Items from a figure collection:
#####

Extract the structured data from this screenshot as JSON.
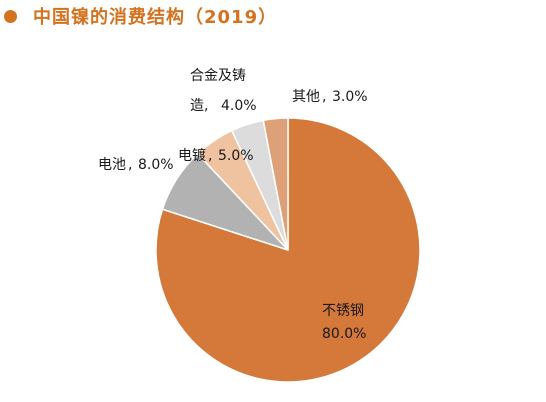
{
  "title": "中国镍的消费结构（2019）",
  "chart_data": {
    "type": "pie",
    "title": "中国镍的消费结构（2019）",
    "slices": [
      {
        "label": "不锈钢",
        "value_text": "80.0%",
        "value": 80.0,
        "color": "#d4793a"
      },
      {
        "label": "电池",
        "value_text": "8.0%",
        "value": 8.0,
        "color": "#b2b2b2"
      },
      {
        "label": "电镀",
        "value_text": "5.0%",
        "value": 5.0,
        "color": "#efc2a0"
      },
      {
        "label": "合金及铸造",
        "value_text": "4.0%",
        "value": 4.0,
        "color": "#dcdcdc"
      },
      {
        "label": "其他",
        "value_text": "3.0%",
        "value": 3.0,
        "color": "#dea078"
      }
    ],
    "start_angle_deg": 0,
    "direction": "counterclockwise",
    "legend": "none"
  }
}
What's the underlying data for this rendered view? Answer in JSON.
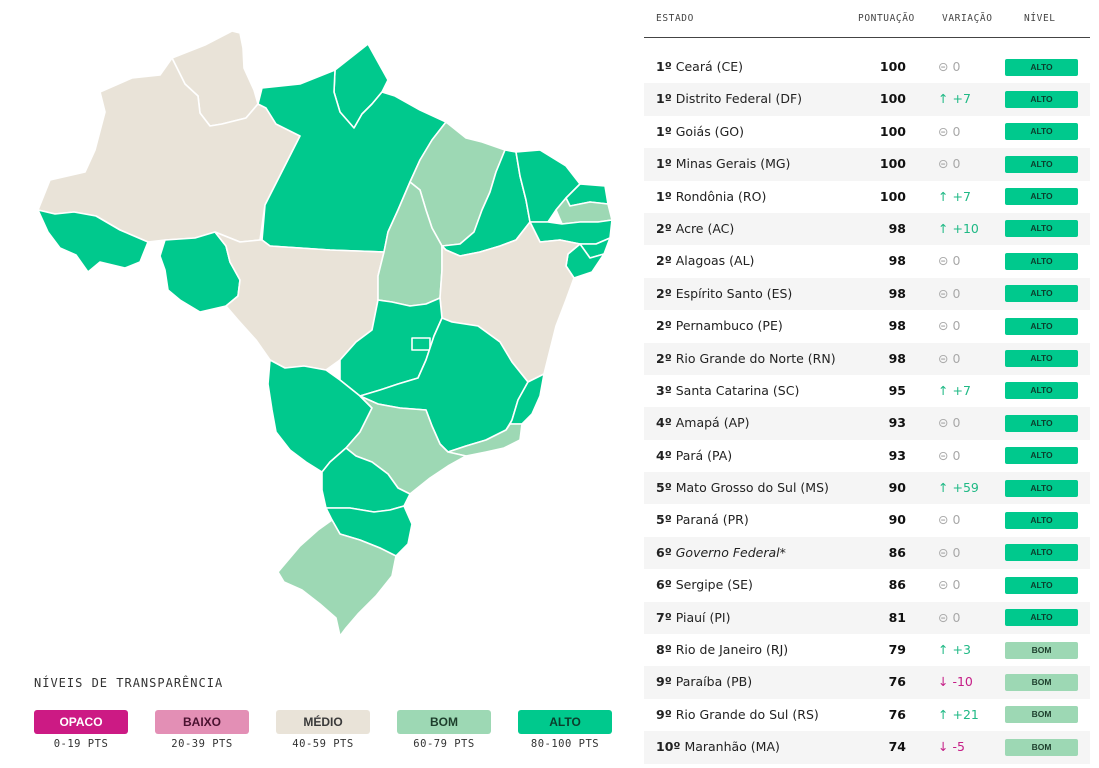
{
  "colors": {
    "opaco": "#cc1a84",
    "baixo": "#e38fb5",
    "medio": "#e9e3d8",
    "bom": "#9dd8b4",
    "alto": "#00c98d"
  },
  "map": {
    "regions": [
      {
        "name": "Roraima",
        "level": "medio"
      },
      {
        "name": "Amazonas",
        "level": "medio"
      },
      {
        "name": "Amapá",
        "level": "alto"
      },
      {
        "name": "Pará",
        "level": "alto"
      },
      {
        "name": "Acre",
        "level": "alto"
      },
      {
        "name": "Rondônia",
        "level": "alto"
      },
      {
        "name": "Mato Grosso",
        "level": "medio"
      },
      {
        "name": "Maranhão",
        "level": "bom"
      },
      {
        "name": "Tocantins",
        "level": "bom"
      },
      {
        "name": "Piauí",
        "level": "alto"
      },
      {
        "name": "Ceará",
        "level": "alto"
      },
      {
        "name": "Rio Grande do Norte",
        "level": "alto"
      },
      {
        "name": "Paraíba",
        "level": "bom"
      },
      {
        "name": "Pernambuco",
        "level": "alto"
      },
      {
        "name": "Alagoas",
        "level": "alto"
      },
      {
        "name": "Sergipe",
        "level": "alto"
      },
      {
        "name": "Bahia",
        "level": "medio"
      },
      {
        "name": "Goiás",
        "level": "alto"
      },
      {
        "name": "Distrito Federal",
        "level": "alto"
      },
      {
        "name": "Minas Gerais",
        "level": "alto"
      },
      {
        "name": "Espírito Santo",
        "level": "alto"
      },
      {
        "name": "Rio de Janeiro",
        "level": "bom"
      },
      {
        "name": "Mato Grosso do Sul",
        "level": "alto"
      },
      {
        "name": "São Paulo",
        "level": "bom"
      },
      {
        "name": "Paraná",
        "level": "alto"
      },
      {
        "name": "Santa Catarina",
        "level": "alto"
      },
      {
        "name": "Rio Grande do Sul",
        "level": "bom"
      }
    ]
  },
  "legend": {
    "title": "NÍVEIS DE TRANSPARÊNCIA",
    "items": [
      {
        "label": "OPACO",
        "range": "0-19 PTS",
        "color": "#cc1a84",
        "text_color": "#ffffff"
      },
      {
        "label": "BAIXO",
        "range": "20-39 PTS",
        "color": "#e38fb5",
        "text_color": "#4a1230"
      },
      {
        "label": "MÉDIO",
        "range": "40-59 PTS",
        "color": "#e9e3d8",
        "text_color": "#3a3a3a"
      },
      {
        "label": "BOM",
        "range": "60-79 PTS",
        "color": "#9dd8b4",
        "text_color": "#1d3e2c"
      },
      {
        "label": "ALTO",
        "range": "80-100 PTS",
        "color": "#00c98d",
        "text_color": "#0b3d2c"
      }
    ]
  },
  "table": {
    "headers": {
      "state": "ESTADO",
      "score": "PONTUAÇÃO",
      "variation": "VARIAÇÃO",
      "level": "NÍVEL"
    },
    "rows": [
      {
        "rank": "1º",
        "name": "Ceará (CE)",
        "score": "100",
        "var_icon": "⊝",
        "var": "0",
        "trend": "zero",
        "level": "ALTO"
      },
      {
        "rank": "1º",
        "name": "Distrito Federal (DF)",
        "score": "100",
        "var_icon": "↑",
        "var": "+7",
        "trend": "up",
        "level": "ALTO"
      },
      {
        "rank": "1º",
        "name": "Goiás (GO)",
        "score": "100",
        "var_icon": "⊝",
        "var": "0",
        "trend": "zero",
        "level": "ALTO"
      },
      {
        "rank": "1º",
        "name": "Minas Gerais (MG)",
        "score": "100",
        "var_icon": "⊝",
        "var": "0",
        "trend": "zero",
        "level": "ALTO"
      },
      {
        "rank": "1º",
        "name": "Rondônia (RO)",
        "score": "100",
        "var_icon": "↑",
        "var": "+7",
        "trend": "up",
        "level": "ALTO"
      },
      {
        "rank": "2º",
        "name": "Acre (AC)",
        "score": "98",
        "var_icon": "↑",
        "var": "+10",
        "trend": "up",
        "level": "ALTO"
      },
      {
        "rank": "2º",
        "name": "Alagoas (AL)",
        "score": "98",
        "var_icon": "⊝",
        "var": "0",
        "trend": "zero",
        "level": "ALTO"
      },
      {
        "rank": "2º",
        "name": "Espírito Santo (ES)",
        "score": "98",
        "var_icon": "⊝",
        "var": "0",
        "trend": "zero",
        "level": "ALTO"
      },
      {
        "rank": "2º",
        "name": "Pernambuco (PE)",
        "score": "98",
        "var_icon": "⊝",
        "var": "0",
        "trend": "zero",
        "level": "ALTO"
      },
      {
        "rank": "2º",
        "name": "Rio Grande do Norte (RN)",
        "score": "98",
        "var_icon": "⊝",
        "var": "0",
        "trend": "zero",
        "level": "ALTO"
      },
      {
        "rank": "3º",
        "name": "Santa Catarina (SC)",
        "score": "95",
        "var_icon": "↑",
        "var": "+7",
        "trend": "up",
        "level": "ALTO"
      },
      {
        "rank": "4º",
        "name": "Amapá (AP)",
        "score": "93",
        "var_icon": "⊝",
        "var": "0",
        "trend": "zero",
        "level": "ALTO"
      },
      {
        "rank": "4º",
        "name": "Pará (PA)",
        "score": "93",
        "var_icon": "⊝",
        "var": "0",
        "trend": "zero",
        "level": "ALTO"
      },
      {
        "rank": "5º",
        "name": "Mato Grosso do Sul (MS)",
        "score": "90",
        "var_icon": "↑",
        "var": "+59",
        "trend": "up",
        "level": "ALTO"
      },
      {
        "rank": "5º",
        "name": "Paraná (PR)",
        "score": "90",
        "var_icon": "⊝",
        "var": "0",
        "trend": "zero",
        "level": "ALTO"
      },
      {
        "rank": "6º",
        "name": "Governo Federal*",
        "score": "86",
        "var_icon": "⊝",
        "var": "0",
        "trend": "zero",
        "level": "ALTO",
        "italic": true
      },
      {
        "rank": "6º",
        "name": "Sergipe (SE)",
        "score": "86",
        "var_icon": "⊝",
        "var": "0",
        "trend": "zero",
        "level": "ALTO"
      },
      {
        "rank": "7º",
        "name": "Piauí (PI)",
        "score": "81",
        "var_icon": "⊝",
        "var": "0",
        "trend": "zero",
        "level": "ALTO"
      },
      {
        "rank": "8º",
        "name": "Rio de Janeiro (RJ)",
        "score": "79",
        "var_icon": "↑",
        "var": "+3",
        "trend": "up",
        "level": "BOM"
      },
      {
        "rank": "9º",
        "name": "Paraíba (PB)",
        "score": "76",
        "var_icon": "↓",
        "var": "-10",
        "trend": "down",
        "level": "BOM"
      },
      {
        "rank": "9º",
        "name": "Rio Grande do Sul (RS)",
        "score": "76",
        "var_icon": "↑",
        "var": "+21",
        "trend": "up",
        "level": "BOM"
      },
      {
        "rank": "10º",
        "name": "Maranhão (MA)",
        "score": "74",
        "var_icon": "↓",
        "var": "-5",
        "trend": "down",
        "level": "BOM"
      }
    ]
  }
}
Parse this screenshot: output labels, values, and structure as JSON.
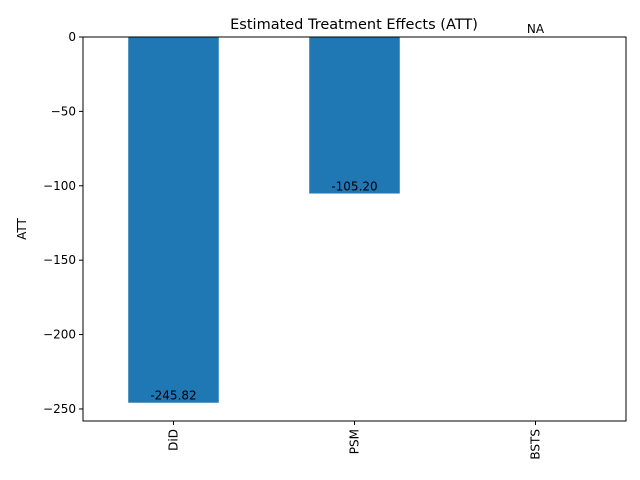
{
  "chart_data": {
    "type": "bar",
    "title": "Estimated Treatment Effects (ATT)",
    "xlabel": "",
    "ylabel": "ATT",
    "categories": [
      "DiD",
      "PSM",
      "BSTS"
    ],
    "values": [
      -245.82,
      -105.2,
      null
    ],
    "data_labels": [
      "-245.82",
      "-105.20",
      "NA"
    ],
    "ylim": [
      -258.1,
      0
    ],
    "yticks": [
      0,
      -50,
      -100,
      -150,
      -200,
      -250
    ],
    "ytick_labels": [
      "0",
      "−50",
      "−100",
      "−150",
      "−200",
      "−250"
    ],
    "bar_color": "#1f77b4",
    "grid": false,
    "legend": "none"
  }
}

#####

EXERCISE BRIEF: Copy out every line holding the string "中国镍的消费结构".

RIGHT ANSWER:
  "title": "中国镍的消费结构（2019）",
    "title": "中国镍的消费结构（2019）",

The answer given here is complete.